THE TASK
Output every row below verbatim, omitting the pictures.

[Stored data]
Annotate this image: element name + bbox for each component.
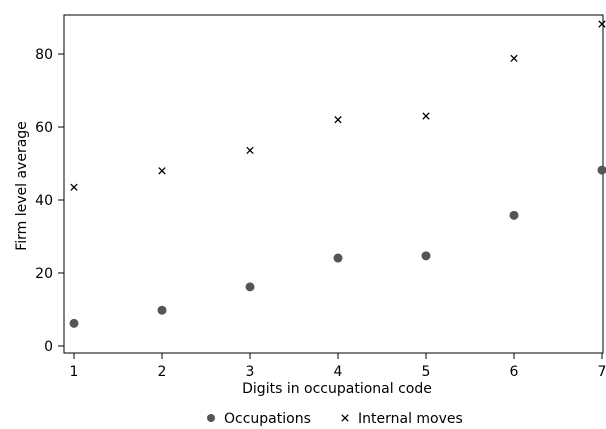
x-tick-label: 2 [158,364,167,380]
y-tick-label: 80 [35,47,53,63]
data-points [69,20,606,328]
x-tick-label: 3 [246,364,255,380]
point-occupations [509,210,519,220]
legend-marker-occupations [207,414,215,422]
point-occupations [597,165,606,175]
y-tick-label: 20 [35,266,53,282]
point-occupations [157,305,167,315]
legend-marker-internal-moves [341,414,349,422]
point-internal-moves [246,146,254,155]
point-occupations [421,251,431,261]
y-axis: 0 20 40 60 80 [35,47,64,355]
point-internal-moves [510,54,518,63]
point-internal-moves [158,167,166,175]
x-tick-label: 6 [510,364,519,380]
legend-label-internal-moves: Internal moves [358,411,463,427]
y-tick-label: 0 [44,339,53,355]
x-tick-label: 5 [422,364,431,380]
plot-frame [63,14,604,354]
point-internal-moves [334,116,342,124]
y-tick-label: 60 [35,120,53,136]
x-tick-label: 7 [598,364,606,380]
point-occupations [69,318,79,328]
point-internal-moves [598,20,606,28]
legend: Occupations Internal moves [207,411,463,427]
point-internal-moves [422,112,430,120]
y-tick-label: 40 [35,193,53,209]
x-axis: 1 2 3 4 5 6 7 [70,353,606,380]
x-tick-label: 4 [334,364,343,380]
legend-label-occupations: Occupations [224,411,311,427]
point-occupations [333,253,343,263]
point-internal-moves [70,183,78,191]
x-tick-label: 1 [70,364,79,380]
point-occupations [245,282,255,292]
x-axis-title: Digits in occupational code [242,381,432,397]
y-axis-title: Firm level average [14,121,30,251]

EXERCISE ANSWER
Annotate this image: element name + bbox for each component.
x-tick-label: 2 [158,364,167,380]
y-tick-label: 80 [35,47,53,63]
data-points [69,20,606,328]
x-tick-label: 3 [246,364,255,380]
point-occupations [509,210,519,220]
legend-marker-occupations [207,414,215,422]
point-occupations [597,165,606,175]
y-tick-label: 20 [35,266,53,282]
point-occupations [157,305,167,315]
legend-marker-internal-moves [341,414,349,422]
point-internal-moves [246,146,254,155]
point-occupations [421,251,431,261]
y-axis: 0 20 40 60 80 [35,47,64,355]
point-internal-moves [510,54,518,63]
point-internal-moves [158,167,166,175]
x-tick-label: 6 [510,364,519,380]
legend-label-internal-moves: Internal moves [358,411,463,427]
y-tick-label: 0 [44,339,53,355]
x-tick-label: 5 [422,364,431,380]
plot-frame [63,14,604,354]
point-internal-moves [334,116,342,124]
y-tick-label: 60 [35,120,53,136]
x-tick-label: 7 [598,364,606,380]
point-occupations [69,318,79,328]
point-internal-moves [598,20,606,28]
legend: Occupations Internal moves [207,411,463,427]
point-internal-moves [422,112,430,120]
y-tick-label: 40 [35,193,53,209]
x-axis: 1 2 3 4 5 6 7 [70,353,606,380]
x-tick-label: 4 [334,364,343,380]
legend-label-occupations: Occupations [224,411,311,427]
point-occupations [333,253,343,263]
point-internal-moves [70,183,78,191]
x-tick-label: 1 [70,364,79,380]
point-occupations [245,282,255,292]
x-axis-title: Digits in occupational code [242,381,432,397]
y-axis-title: Firm level average [14,121,30,251]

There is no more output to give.